→ **Task to complete**
Keep the pictures out and restate every record exactly.

→ **Data for the task**
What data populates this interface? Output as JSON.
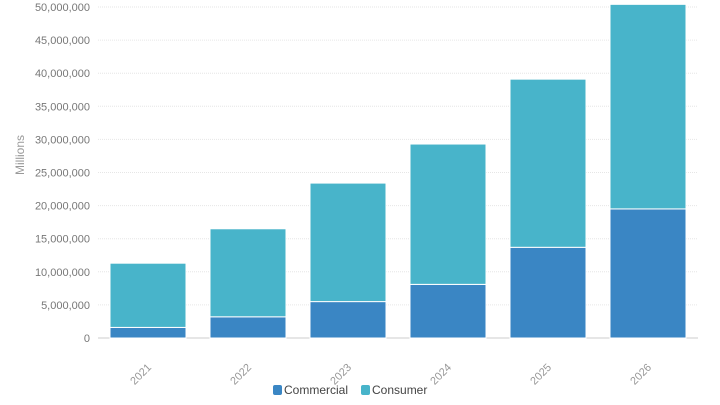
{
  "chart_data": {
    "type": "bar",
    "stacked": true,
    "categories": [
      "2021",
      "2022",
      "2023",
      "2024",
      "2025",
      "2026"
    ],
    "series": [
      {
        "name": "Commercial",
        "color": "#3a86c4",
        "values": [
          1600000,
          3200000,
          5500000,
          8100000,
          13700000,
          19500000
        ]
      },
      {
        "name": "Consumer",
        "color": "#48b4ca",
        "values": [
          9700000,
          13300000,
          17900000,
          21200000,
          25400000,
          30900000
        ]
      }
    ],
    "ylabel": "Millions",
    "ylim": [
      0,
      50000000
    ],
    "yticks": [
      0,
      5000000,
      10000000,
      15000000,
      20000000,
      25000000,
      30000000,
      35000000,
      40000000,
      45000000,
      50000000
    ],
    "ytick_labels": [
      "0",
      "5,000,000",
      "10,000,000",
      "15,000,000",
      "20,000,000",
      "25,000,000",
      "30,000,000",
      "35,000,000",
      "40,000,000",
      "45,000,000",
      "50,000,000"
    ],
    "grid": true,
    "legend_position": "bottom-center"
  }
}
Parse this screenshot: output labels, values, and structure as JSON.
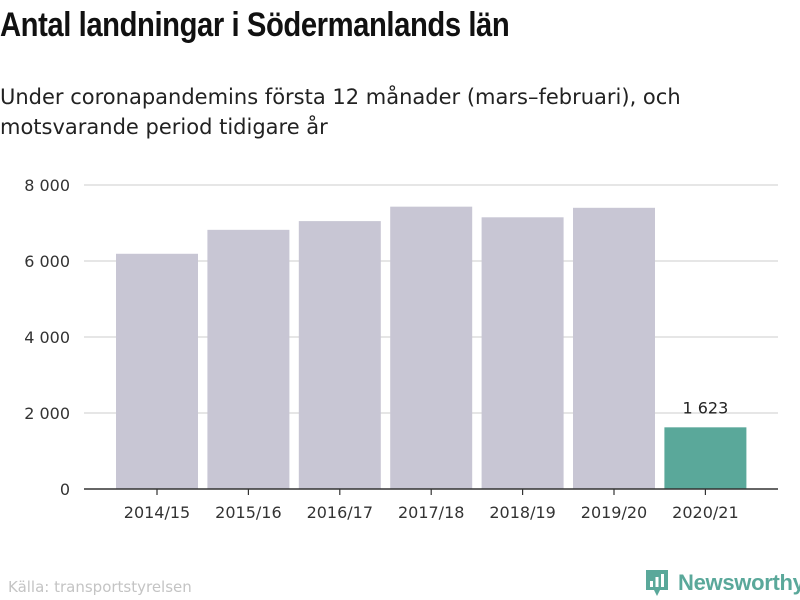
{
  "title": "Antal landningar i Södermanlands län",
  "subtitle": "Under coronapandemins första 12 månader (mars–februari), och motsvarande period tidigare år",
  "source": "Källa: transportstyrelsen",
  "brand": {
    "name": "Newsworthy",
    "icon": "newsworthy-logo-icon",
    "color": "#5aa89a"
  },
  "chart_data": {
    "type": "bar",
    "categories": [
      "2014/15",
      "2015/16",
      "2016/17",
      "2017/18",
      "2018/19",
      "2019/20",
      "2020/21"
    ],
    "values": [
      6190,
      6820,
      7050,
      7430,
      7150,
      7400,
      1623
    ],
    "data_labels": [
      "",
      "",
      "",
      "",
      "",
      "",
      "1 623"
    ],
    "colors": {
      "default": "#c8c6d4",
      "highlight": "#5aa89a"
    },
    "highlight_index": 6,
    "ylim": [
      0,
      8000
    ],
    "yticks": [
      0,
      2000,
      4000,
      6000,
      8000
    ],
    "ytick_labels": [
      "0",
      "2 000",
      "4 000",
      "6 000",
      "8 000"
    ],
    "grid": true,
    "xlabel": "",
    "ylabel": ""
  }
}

→ **Task response**
What data populates this interface? Output as JSON.
{
  "chart_data": {
    "type": "bar",
    "stacked": true,
    "categories": [
      "2021",
      "2022",
      "2023",
      "2024",
      "2025",
      "2026"
    ],
    "series": [
      {
        "name": "Commercial",
        "color": "#3a86c4",
        "values": [
          1600000,
          3200000,
          5500000,
          8100000,
          13700000,
          19500000
        ]
      },
      {
        "name": "Consumer",
        "color": "#48b4ca",
        "values": [
          9700000,
          13300000,
          17900000,
          21200000,
          25400000,
          30900000
        ]
      }
    ],
    "ylabel": "Millions",
    "ylim": [
      0,
      50000000
    ],
    "yticks": [
      0,
      5000000,
      10000000,
      15000000,
      20000000,
      25000000,
      30000000,
      35000000,
      40000000,
      45000000,
      50000000
    ],
    "ytick_labels": [
      "0",
      "5,000,000",
      "10,000,000",
      "15,000,000",
      "20,000,000",
      "25,000,000",
      "30,000,000",
      "35,000,000",
      "40,000,000",
      "45,000,000",
      "50,000,000"
    ],
    "grid": true,
    "legend_position": "bottom-center"
  }
}
Parse this screenshot: output labels, values, and structure as JSON.
{
  "title": "Antal landningar i Södermanlands län",
  "subtitle": "Under coronapandemins första 12 månader (mars–februari), och motsvarande period tidigare år",
  "source": "Källa: transportstyrelsen",
  "brand": {
    "name": "Newsworthy",
    "icon": "newsworthy-logo-icon",
    "color": "#5aa89a"
  },
  "chart_data": {
    "type": "bar",
    "categories": [
      "2014/15",
      "2015/16",
      "2016/17",
      "2017/18",
      "2018/19",
      "2019/20",
      "2020/21"
    ],
    "values": [
      6190,
      6820,
      7050,
      7430,
      7150,
      7400,
      1623
    ],
    "data_labels": [
      "",
      "",
      "",
      "",
      "",
      "",
      "1 623"
    ],
    "colors": {
      "default": "#c8c6d4",
      "highlight": "#5aa89a"
    },
    "highlight_index": 6,
    "ylim": [
      0,
      8000
    ],
    "yticks": [
      0,
      2000,
      4000,
      6000,
      8000
    ],
    "ytick_labels": [
      "0",
      "2 000",
      "4 000",
      "6 000",
      "8 000"
    ],
    "grid": true,
    "xlabel": "",
    "ylabel": ""
  }
}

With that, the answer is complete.